§ **WHAT IS NEEDED**
Reproduce the entries below, changing each occurrence of "series-line" to "data-line" and leaving everything else unchanged.

§ **AVAILABLE RECORDS**

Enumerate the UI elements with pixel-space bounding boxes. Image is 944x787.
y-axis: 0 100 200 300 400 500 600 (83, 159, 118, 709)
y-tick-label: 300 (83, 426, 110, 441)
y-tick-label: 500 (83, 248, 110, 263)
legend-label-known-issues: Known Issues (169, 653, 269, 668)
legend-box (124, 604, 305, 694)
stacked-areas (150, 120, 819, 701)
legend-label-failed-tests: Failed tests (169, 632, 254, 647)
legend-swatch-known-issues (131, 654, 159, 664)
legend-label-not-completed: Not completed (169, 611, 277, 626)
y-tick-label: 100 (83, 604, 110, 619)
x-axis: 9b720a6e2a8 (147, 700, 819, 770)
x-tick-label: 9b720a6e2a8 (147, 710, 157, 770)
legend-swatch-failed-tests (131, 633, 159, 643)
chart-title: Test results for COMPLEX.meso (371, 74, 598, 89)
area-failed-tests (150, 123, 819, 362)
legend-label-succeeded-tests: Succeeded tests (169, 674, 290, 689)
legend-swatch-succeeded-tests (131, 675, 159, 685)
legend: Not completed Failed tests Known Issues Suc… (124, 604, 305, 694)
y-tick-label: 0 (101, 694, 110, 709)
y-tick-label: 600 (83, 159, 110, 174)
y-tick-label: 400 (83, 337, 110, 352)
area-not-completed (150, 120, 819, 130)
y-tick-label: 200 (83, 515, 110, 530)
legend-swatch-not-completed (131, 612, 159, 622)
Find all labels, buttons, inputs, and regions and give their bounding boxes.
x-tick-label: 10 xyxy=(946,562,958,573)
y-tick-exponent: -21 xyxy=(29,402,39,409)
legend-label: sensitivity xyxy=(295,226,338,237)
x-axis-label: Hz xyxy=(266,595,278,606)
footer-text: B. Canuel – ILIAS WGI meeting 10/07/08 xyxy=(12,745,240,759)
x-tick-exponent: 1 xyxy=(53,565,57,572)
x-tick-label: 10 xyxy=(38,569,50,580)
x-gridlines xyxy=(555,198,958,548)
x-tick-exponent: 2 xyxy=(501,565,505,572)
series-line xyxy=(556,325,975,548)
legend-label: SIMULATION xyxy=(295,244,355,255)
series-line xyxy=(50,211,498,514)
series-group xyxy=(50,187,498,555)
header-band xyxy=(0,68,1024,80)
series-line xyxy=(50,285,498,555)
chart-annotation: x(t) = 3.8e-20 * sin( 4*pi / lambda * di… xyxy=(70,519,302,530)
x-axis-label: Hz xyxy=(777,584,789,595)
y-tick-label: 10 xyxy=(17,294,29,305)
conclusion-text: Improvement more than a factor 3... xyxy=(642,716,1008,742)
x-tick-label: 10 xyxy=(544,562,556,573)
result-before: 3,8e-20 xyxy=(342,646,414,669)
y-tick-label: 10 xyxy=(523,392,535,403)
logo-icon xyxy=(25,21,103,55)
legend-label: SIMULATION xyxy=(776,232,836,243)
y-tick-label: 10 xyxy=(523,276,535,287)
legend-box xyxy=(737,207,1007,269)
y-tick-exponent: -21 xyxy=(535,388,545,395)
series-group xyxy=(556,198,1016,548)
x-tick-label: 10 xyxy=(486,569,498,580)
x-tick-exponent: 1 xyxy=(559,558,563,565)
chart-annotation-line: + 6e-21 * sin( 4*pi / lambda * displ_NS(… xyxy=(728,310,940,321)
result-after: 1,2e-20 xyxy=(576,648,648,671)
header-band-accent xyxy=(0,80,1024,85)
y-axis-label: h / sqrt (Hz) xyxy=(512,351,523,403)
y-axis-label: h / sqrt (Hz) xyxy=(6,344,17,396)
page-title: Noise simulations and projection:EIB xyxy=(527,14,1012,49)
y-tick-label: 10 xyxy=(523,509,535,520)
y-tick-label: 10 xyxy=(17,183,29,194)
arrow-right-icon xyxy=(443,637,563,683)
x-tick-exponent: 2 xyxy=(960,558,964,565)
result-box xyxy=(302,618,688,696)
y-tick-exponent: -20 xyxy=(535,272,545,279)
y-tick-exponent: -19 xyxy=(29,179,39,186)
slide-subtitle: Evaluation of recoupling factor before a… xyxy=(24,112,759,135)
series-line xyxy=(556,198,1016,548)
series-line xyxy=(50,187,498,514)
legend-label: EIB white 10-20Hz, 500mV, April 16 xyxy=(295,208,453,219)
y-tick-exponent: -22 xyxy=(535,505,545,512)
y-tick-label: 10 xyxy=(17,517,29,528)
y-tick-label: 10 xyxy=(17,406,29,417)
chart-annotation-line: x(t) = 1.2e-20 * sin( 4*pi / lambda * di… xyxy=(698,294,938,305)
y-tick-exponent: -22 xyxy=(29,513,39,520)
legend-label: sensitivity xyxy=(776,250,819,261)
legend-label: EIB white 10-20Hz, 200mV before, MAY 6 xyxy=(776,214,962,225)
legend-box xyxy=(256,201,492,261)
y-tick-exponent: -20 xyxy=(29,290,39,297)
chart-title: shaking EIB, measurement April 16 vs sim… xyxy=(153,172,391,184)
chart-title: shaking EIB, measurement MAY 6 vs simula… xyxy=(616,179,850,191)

§ **ANSWER BELOW**
Enumerate the UI elements with pixel-space bounding boxes. Image is 944x787.
y-axis: 0 100 200 300 400 500 600 (83, 159, 118, 709)
y-tick-label: 300 (83, 426, 110, 441)
y-tick-label: 500 (83, 248, 110, 263)
legend-label-known-issues: Known Issues (169, 653, 269, 668)
legend-box (124, 604, 305, 694)
stacked-areas (150, 120, 819, 701)
legend-label-failed-tests: Failed tests (169, 632, 254, 647)
legend-swatch-known-issues (131, 654, 159, 664)
legend-label-not-completed: Not completed (169, 611, 277, 626)
y-tick-label: 100 (83, 604, 110, 619)
x-axis: 9b720a6e2a8 (147, 700, 819, 770)
x-tick-label: 9b720a6e2a8 (147, 710, 157, 770)
legend-swatch-failed-tests (131, 633, 159, 643)
chart-title: Test results for COMPLEX.meso (371, 74, 598, 89)
area-failed-tests (150, 123, 819, 362)
legend-label-succeeded-tests: Succeeded tests (169, 674, 290, 689)
legend-swatch-succeeded-tests (131, 675, 159, 685)
legend: Not completed Failed tests Known Issues Suc… (124, 604, 305, 694)
y-tick-label: 0 (101, 694, 110, 709)
y-tick-label: 600 (83, 159, 110, 174)
y-tick-label: 400 (83, 337, 110, 352)
area-not-completed (150, 120, 819, 130)
y-tick-label: 200 (83, 515, 110, 530)
legend-swatch-not-completed (131, 612, 159, 622)
Find all labels, buttons, inputs, and regions and give their bounding boxes.
x-tick-label: 10 xyxy=(946,562,958,573)
y-tick-exponent: -21 xyxy=(29,402,39,409)
legend-label: sensitivity xyxy=(295,226,338,237)
x-axis-label: Hz xyxy=(266,595,278,606)
footer-text: B. Canuel – ILIAS WGI meeting 10/07/08 xyxy=(12,745,240,759)
x-tick-exponent: 1 xyxy=(53,565,57,572)
x-tick-label: 10 xyxy=(38,569,50,580)
x-gridlines xyxy=(555,198,958,548)
x-tick-exponent: 2 xyxy=(501,565,505,572)
data-line xyxy=(556,325,975,548)
legend-label: SIMULATION xyxy=(295,244,355,255)
data-line xyxy=(50,211,498,514)
series-group xyxy=(50,187,498,555)
header-band xyxy=(0,68,1024,80)
data-line xyxy=(50,285,498,555)
chart-annotation: x(t) = 3.8e-20 * sin( 4*pi / lambda * di… xyxy=(70,519,302,530)
x-axis-label: Hz xyxy=(777,584,789,595)
y-tick-label: 10 xyxy=(17,294,29,305)
conclusion-text: Improvement more than a factor 3... xyxy=(642,716,1008,742)
x-tick-label: 10 xyxy=(544,562,556,573)
result-before: 3,8e-20 xyxy=(342,646,414,669)
y-tick-label: 10 xyxy=(523,392,535,403)
logo-icon xyxy=(25,21,103,55)
legend-label: SIMULATION xyxy=(776,232,836,243)
y-tick-label: 10 xyxy=(523,276,535,287)
legend-box xyxy=(737,207,1007,269)
y-tick-exponent: -21 xyxy=(535,388,545,395)
series-group xyxy=(556,198,1016,548)
x-tick-label: 10 xyxy=(486,569,498,580)
x-tick-exponent: 1 xyxy=(559,558,563,565)
chart-annotation-line: + 6e-21 * sin( 4*pi / lambda * displ_NS(… xyxy=(728,310,940,321)
result-after: 1,2e-20 xyxy=(576,648,648,671)
header-band-accent xyxy=(0,80,1024,85)
y-axis-label: h / sqrt (Hz) xyxy=(512,351,523,403)
y-axis-label: h / sqrt (Hz) xyxy=(6,344,17,396)
page-title: Noise simulations and projection:EIB xyxy=(527,14,1012,49)
y-tick-label: 10 xyxy=(523,509,535,520)
y-tick-label: 10 xyxy=(17,183,29,194)
arrow-right-icon xyxy=(443,637,563,683)
x-tick-exponent: 2 xyxy=(960,558,964,565)
result-box xyxy=(302,618,688,696)
y-tick-exponent: -20 xyxy=(535,272,545,279)
y-tick-exponent: -19 xyxy=(29,179,39,186)
slide-subtitle: Evaluation of recoupling factor before a… xyxy=(24,112,759,135)
data-line xyxy=(556,198,1016,548)
data-line xyxy=(50,187,498,514)
legend-label: EIB white 10-20Hz, 500mV, April 16 xyxy=(295,208,453,219)
y-tick-exponent: -22 xyxy=(535,505,545,512)
y-tick-label: 10 xyxy=(17,517,29,528)
y-tick-label: 10 xyxy=(17,406,29,417)
chart-annotation-line: x(t) = 1.2e-20 * sin( 4*pi / lambda * di… xyxy=(698,294,938,305)
y-tick-exponent: -22 xyxy=(29,513,39,520)
legend-label: sensitivity xyxy=(776,250,819,261)
legend-label: EIB white 10-20Hz, 200mV before, MAY 6 xyxy=(776,214,962,225)
legend-box xyxy=(256,201,492,261)
y-tick-exponent: -20 xyxy=(29,290,39,297)
chart-title: shaking EIB, measurement April 16 vs sim… xyxy=(153,172,391,184)
chart-title: shaking EIB, measurement MAY 6 vs simula… xyxy=(616,179,850,191)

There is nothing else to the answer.